Reproduce each line bearing the word "عملية".

___ Supplied entries

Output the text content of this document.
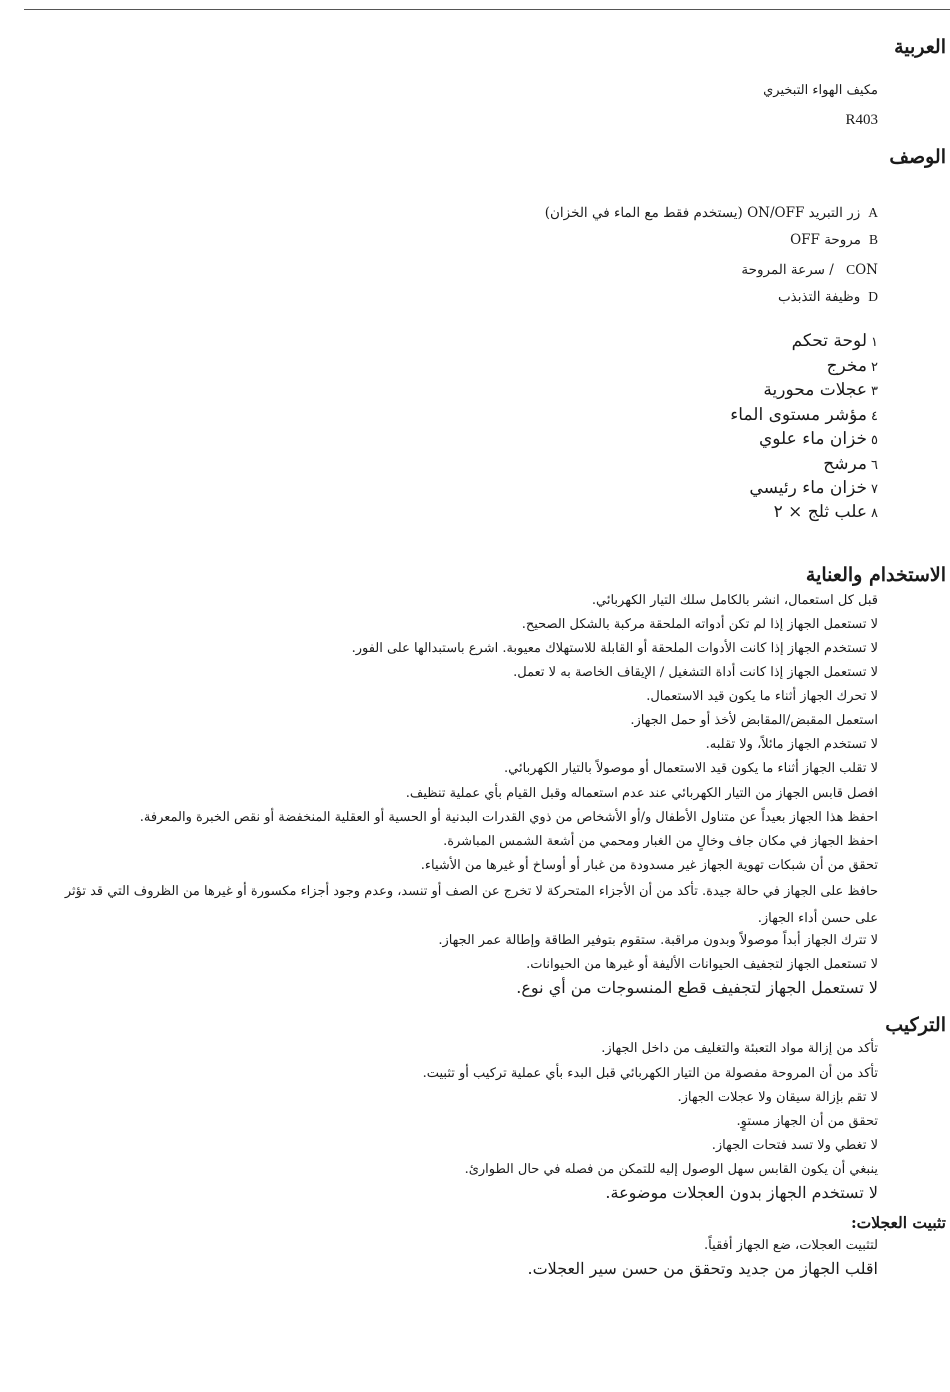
العربية
مكيف الهواء التبخيري
R403
الوصف
Aزر التبريد ON/OFF (يستخدم فقط مع الماء في الخزان)
Bمروحة OFF
CON / سرعة المروحة
Dوظيفة التذبذب
١لوحة تحكم
٢مخرج
٣عجلات محورية
٤مؤشر مستوى الماء
٥خزان ماء علوي
٦مرشح
٧خزان ماء رئيسي
٨علب ثلج × ٢
الاستخدام والعناية
قبل كل استعمال، انشر بالكامل سلك التيار الكهربائي.
لا تستعمل الجهاز إذا لم تكن أدواته الملحقة مركبة بالشكل الصحيح.
لا تستخدم الجهاز إذا كانت الأدوات الملحقة أو القابلة للاستهلاك معيوبة. اشرع باستبدالها على الفور.
لا تستعمل الجهاز إذا كانت أداة التشغيل / الإيقاف الخاصة به لا تعمل.
لا تحرك الجهاز أثناء ما يكون قيد الاستعمال.
استعمل المقبض/المقابض لأخذ أو حمل الجهاز.
لا تستخدم الجهاز مائلاً، ولا تقلبه.
لا تقلب الجهاز أثناء ما يكون قيد الاستعمال أو موصولاً بالتيار الكهربائي.
افصل قابس الجهاز من التيار الكهربائي عند عدم استعماله وقبل القيام بأي عملية تنظيف.
احفظ هذا الجهاز بعيداً عن متناول الأطفال و/أو الأشخاص من ذوي القدرات البدنية أو الحسية أو العقلية المنخفضة أو نقص الخبرة والمعرفة.
احفظ الجهاز في مكان جاف وخالٍ من الغبار ومحمي من أشعة الشمس المباشرة.
تحقق من أن شبكات تهوية الجهاز غير مسدودة من غبار أو أوساخ أو غيرها من الأشياء.
حافظ على الجهاز في حالة جيدة. تأكد من أن الأجزاء المتحركة لا تخرج عن الصف أو تنسد، وعدم وجود أجزاء مكسورة أو غيرها من الظروف التي قد تؤثر على حسن أداء الجهاز.
لا تترك الجهاز أبداً موصولاً وبدون مراقبة. ستقوم بتوفير الطاقة وإطالة عمر الجهاز.
لا تستعمل الجهاز لتجفيف الحيوانات الأليفة أو غيرها من الحيوانات.
لا تستعمل الجهاز لتجفيف قطع المنسوجات من أي نوع.
التركيب
تأكد من إزالة مواد التعبئة والتغليف من داخل الجهاز.
تأكد من أن المروحة مفصولة من التيار الكهربائي قبل البدء بأي عملية تركيب أو تثبيت.
لا تقم بإزالة سيقان ولا عجلات الجهاز.
تحقق من أن الجهاز مستوٍ.
لا تغطي ولا تسد فتحات الجهاز.
ينبغي أن يكون القابس سهل الوصول إليه للتمكن من فصله في حال الطوارئ.
لا تستخدم الجهاز بدون العجلات موضوعة.
تثبيت العجلات:
لتثبيت العجلات، ضع الجهاز أفقياً.
اقلب الجهاز من جديد وتحقق من حسن سير العجلات.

______

### Solution to this exercise
افصل قابس الجهاز من التيار الكهربائي عند عدم استعماله وقبل القيام بأي عملية تنظيف.
تأكد من أن المروحة مفصولة من التيار الكهربائي قبل البدء بأي عملية تركيب أو تثبيت.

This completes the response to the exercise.